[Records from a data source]
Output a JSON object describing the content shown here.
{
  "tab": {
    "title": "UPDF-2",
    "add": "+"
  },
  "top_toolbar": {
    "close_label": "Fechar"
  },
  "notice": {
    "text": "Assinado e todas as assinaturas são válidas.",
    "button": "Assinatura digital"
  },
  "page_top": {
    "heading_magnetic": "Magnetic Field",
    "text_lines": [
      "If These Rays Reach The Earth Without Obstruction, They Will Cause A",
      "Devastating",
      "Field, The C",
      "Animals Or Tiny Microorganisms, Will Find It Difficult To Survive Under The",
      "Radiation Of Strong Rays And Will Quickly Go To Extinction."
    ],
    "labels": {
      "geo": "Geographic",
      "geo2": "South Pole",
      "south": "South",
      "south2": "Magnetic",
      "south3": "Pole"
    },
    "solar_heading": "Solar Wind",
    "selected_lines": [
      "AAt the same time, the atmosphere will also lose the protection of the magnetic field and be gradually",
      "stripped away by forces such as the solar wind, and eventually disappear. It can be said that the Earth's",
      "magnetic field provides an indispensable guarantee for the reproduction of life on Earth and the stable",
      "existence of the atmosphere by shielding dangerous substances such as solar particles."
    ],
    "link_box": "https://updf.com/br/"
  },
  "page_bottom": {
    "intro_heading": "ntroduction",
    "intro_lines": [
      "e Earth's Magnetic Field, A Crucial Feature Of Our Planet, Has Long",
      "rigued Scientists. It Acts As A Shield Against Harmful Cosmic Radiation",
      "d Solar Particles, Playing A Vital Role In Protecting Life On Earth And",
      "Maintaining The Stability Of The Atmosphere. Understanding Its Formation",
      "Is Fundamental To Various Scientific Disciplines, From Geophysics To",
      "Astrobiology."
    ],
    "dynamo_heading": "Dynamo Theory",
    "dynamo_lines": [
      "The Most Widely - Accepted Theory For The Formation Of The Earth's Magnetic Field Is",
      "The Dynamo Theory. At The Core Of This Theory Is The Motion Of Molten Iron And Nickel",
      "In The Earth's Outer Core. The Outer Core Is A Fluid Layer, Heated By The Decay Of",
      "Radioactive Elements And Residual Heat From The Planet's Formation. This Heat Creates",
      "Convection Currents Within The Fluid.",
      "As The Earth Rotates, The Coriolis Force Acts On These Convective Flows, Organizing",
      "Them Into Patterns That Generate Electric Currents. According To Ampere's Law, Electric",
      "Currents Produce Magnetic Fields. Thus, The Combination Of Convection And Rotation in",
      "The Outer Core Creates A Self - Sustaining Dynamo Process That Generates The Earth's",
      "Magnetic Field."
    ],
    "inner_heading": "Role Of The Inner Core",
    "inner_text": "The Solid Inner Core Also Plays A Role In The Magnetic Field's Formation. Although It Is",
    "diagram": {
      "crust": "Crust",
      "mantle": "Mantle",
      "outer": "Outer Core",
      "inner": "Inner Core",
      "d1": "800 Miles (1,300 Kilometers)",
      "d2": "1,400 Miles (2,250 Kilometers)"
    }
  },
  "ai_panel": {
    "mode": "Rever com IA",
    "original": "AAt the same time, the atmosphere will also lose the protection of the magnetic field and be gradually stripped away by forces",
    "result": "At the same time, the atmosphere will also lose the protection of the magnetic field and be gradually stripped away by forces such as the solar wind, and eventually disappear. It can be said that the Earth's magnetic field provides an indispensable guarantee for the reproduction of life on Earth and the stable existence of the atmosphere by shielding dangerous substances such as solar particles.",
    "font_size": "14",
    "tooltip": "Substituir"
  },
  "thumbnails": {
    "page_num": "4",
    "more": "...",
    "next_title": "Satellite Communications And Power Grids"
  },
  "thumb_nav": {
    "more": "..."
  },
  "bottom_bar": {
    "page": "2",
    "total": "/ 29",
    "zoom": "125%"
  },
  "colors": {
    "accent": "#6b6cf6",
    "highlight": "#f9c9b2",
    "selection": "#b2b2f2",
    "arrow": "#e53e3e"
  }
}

## Aim
Output the lines above verbatim and in full.

## Solution
Output a JSON object describing the content shown here.
{
  "tab": {
    "title": "UPDF-2",
    "add": "+"
  },
  "top_toolbar": {
    "close_label": "Fechar"
  },
  "notice": {
    "text": "Assinado e todas as assinaturas são válidas.",
    "button": "Assinatura digital"
  },
  "page_top": {
    "heading_magnetic": "Magnetic Field",
    "text_lines": [
      "If These Rays Reach The Earth Without Obstruction, They Will Cause A",
      "Devastating",
      "Field, The C",
      "Animals Or Tiny Microorganisms, Will Find It Difficult To Survive Under The",
      "Radiation Of Strong Rays And Will Quickly Go To Extinction."
    ],
    "labels": {
      "geo": "Geographic",
      "geo2": "South Pole",
      "south": "South",
      "south2": "Magnetic",
      "south3": "Pole"
    },
    "solar_heading": "Solar Wind",
    "selected_lines": [
      "AAt the same time, the atmosphere will also lose the protection of the magnetic field and be gradually",
      "stripped away by forces such as the solar wind, and eventually disappear. It can be said that the Earth's",
      "magnetic field provides an indispensable guarantee for the reproduction of life on Earth and the stable",
      "existence of the atmosphere by shielding dangerous substances such as solar particles."
    ],
    "link_box": "https://updf.com/br/"
  },
  "page_bottom": {
    "intro_heading": "ntroduction",
    "intro_lines": [
      "e Earth's Magnetic Field, A Crucial Feature Of Our Planet, Has Long",
      "rigued Scientists. It Acts As A Shield Against Harmful Cosmic Radiation",
      "d Solar Particles, Playing A Vital Role In Protecting Life On Earth And",
      "Maintaining The Stability Of The Atmosphere. Understanding Its Formation",
      "Is Fundamental To Various Scientific Disciplines, From Geophysics To",
      "Astrobiology."
    ],
    "dynamo_heading": "Dynamo Theory",
    "dynamo_lines": [
      "The Most Widely - Accepted Theory For The Formation Of The Earth's Magnetic Field Is",
      "The Dynamo Theory. At The Core Of This Theory Is The Motion Of Molten Iron And Nickel",
      "In The Earth's Outer Core. The Outer Core Is A Fluid Layer, Heated By The Decay Of",
      "Radioactive Elements And Residual Heat From The Planet's Formation. This Heat Creates",
      "Convection Currents Within The Fluid.",
      "As The Earth Rotates, The Coriolis Force Acts On These Convective Flows, Organizing",
      "Them Into Patterns That Generate Electric Currents. According To Ampere's Law, Electric",
      "Currents Produce Magnetic Fields. Thus, The Combination Of Convection And Rotation in",
      "The Outer Core Creates A Self - Sustaining Dynamo Process That Generates The Earth's",
      "Magnetic Field."
    ],
    "inner_heading": "Role Of The Inner Core",
    "inner_text": "The Solid Inner Core Also Plays A Role In The Magnetic Field's Formation. Although It Is",
    "diagram": {
      "crust": "Crust",
      "mantle": "Mantle",
      "outer": "Outer Core",
      "inner": "Inner Core",
      "d1": "800 Miles (1,300 Kilometers)",
      "d2": "1,400 Miles (2,250 Kilometers)"
    }
  },
  "ai_panel": {
    "mode": "Rever com IA",
    "original": "AAt the same time, the atmosphere will also lose the protection of the magnetic field and be gradually stripped away by forces",
    "result": "At the same time, the atmosphere will also lose the protection of the magnetic field and be gradually stripped away by forces such as the solar wind, and eventually disappear. It can be said that the Earth's magnetic field provides an indispensable guarantee for the reproduction of life on Earth and the stable existence of the atmosphere by shielding dangerous substances such as solar particles.",
    "font_size": "14",
    "tooltip": "Substituir"
  },
  "thumbnails": {
    "page_num": "4",
    "more": "...",
    "next_title": "Satellite Communications And Power Grids"
  },
  "thumb_nav": {
    "more": "..."
  },
  "bottom_bar": {
    "page": "2",
    "total": "/ 29",
    "zoom": "125%"
  },
  "colors": {
    "accent": "#6b6cf6",
    "highlight": "#f9c9b2",
    "selection": "#b2b2f2",
    "arrow": "#e53e3e"
  }
}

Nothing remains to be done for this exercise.